Problem to work on
Copy out, from the entries below, each line holding the string "genus".

···

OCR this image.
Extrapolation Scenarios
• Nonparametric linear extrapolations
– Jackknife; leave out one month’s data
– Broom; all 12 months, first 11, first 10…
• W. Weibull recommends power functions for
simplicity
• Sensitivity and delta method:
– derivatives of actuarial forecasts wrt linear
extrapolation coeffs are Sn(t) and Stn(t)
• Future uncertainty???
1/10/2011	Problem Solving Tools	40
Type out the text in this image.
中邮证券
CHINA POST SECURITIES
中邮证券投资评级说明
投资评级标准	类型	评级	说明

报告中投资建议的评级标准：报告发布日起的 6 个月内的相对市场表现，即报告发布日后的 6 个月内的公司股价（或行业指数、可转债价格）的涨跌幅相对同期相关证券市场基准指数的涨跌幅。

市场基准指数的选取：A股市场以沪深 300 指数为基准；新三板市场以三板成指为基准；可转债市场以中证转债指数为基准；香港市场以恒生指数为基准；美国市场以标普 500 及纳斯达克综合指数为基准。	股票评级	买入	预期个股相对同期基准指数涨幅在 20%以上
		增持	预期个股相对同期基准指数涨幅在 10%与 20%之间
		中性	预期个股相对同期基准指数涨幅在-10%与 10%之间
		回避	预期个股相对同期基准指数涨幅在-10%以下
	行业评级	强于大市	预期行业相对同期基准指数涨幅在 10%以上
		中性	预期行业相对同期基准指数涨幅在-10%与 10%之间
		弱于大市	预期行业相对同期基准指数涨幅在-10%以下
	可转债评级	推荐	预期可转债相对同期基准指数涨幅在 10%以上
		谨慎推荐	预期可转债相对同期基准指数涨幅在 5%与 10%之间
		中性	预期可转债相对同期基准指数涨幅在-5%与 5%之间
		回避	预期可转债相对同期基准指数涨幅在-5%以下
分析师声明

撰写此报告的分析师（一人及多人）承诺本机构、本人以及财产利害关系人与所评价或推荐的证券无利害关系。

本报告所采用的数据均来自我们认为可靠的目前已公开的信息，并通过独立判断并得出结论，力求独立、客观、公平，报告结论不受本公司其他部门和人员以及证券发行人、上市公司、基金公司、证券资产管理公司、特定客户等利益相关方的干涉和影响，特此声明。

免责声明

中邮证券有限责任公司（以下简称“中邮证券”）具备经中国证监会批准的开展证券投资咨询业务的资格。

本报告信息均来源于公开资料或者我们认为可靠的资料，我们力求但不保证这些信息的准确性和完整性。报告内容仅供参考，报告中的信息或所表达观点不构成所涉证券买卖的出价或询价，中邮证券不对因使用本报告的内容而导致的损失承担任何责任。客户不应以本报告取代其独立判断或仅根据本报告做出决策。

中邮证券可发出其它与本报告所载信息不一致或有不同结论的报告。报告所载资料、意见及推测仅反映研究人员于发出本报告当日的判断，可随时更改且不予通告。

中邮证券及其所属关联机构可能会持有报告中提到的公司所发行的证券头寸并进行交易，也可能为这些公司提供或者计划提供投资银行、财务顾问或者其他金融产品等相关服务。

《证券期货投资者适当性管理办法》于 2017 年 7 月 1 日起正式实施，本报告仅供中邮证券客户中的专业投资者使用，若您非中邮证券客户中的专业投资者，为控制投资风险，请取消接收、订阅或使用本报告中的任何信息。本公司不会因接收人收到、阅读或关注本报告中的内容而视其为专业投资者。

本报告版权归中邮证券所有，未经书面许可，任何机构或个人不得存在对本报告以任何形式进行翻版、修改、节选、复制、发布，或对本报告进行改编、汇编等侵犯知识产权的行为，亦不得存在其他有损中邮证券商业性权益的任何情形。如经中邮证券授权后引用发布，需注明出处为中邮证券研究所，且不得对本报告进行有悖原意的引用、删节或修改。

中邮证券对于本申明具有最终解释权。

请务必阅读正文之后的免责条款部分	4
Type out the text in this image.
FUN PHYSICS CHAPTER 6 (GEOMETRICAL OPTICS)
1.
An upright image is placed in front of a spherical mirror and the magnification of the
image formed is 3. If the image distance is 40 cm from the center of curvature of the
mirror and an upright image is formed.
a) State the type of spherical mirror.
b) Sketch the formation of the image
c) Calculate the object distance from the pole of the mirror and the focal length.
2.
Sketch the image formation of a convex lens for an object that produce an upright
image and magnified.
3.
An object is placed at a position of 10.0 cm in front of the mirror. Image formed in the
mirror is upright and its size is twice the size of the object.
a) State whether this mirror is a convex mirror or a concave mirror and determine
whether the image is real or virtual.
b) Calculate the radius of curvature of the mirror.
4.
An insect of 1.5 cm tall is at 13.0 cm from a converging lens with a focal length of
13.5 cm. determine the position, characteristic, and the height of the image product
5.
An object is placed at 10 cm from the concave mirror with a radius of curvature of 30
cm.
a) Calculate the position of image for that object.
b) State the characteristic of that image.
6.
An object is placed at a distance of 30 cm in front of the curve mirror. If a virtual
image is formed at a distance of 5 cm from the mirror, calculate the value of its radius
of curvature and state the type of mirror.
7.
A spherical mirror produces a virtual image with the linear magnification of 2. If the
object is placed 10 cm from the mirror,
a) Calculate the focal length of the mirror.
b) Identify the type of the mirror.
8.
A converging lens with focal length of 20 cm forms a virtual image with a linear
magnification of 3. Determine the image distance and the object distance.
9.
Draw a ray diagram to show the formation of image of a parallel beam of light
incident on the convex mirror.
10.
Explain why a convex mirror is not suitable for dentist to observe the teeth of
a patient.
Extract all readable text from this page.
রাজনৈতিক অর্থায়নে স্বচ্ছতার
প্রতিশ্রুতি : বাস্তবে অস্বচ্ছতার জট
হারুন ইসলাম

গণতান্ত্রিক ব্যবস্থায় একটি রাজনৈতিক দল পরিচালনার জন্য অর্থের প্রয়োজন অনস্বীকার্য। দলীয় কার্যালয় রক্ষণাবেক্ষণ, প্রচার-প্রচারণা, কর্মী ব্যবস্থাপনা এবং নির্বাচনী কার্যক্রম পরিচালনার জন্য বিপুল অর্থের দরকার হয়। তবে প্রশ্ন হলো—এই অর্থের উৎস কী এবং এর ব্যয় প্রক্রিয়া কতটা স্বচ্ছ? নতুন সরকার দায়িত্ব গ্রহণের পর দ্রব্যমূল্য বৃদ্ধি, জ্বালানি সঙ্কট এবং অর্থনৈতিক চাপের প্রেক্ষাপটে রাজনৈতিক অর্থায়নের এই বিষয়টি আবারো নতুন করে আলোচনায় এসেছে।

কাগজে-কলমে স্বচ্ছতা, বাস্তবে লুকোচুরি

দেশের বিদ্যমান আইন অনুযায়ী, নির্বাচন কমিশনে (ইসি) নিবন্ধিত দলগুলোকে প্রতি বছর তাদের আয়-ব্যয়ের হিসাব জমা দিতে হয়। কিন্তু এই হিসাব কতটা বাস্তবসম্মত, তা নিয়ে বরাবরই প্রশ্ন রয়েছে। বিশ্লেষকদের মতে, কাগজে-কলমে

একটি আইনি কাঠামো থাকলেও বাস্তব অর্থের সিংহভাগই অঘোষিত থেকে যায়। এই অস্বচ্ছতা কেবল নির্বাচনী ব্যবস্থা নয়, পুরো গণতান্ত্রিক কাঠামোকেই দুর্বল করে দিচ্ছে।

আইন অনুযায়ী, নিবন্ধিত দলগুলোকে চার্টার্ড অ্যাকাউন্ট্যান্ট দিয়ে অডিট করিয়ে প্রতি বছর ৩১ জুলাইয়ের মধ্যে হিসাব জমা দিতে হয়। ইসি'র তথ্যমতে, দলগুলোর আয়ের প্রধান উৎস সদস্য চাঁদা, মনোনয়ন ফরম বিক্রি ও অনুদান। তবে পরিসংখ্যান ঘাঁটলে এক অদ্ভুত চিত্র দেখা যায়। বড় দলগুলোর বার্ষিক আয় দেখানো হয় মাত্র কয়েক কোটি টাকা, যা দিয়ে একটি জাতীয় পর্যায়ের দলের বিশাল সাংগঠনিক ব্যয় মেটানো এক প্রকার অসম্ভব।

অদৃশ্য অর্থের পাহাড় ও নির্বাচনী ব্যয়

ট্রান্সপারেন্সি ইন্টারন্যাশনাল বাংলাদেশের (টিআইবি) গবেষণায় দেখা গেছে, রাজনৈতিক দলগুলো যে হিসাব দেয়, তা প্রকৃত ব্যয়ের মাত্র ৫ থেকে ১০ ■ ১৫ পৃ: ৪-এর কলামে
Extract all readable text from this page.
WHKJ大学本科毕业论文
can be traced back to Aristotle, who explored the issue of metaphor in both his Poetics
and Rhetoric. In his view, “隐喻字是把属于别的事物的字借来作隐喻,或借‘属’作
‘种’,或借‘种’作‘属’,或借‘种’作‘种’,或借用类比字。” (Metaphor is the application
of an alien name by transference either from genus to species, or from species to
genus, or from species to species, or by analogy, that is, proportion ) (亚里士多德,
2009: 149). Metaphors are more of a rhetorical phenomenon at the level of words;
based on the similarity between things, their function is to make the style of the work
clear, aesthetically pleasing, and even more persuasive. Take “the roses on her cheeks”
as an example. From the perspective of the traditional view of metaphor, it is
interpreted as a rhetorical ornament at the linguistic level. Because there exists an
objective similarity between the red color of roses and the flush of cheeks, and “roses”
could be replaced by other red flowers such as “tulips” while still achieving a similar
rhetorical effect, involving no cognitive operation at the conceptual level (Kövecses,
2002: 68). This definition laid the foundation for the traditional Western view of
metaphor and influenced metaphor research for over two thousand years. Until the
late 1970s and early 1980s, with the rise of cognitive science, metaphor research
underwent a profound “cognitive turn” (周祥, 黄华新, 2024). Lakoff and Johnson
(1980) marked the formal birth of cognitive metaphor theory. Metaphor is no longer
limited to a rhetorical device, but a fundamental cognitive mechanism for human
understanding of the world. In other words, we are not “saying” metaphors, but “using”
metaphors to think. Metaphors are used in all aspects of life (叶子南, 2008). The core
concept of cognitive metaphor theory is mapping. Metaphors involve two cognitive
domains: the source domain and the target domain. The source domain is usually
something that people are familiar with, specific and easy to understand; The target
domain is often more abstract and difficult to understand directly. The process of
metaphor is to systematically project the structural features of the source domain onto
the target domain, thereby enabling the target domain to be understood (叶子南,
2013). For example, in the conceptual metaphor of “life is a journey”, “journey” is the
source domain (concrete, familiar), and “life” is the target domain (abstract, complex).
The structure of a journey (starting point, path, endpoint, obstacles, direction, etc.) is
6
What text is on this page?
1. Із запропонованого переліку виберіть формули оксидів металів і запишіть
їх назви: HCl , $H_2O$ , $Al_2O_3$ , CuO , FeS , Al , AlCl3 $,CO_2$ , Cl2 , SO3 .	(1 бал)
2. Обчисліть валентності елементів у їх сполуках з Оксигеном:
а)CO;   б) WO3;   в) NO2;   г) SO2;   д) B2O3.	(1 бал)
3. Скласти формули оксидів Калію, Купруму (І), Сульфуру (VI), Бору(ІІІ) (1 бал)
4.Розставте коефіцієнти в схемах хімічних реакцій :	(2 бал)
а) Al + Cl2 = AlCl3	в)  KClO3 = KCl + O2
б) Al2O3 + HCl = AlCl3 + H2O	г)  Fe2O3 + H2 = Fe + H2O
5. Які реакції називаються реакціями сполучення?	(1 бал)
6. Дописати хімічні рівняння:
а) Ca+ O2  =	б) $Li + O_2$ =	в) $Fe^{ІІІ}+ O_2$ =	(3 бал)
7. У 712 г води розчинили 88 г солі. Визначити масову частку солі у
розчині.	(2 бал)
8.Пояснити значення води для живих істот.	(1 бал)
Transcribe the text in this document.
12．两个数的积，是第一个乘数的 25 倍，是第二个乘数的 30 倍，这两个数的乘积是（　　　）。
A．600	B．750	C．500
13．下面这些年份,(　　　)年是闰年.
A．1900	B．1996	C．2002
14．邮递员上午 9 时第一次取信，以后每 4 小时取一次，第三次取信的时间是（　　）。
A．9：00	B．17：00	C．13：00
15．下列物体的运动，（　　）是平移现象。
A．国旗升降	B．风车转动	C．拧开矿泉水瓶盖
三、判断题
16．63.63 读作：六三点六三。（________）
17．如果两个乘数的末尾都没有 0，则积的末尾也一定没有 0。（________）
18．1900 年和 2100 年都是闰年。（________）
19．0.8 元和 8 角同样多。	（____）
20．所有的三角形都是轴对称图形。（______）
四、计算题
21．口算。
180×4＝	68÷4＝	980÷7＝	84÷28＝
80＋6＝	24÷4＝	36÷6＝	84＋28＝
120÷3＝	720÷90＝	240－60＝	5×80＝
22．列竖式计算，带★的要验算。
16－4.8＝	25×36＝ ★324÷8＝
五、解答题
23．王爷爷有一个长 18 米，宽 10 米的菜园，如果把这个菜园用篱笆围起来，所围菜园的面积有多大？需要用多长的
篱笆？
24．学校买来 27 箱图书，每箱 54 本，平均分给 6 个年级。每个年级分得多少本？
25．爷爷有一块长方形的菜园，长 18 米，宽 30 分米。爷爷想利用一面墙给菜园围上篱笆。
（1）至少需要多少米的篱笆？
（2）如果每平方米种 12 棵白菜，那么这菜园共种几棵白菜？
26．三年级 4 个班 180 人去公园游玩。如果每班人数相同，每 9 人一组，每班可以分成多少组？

···

Solution
of an alien name by transference either from genus to species, or from species to
genus, or from species to species, or by analogy, that is, proportion ) (亚里士多德,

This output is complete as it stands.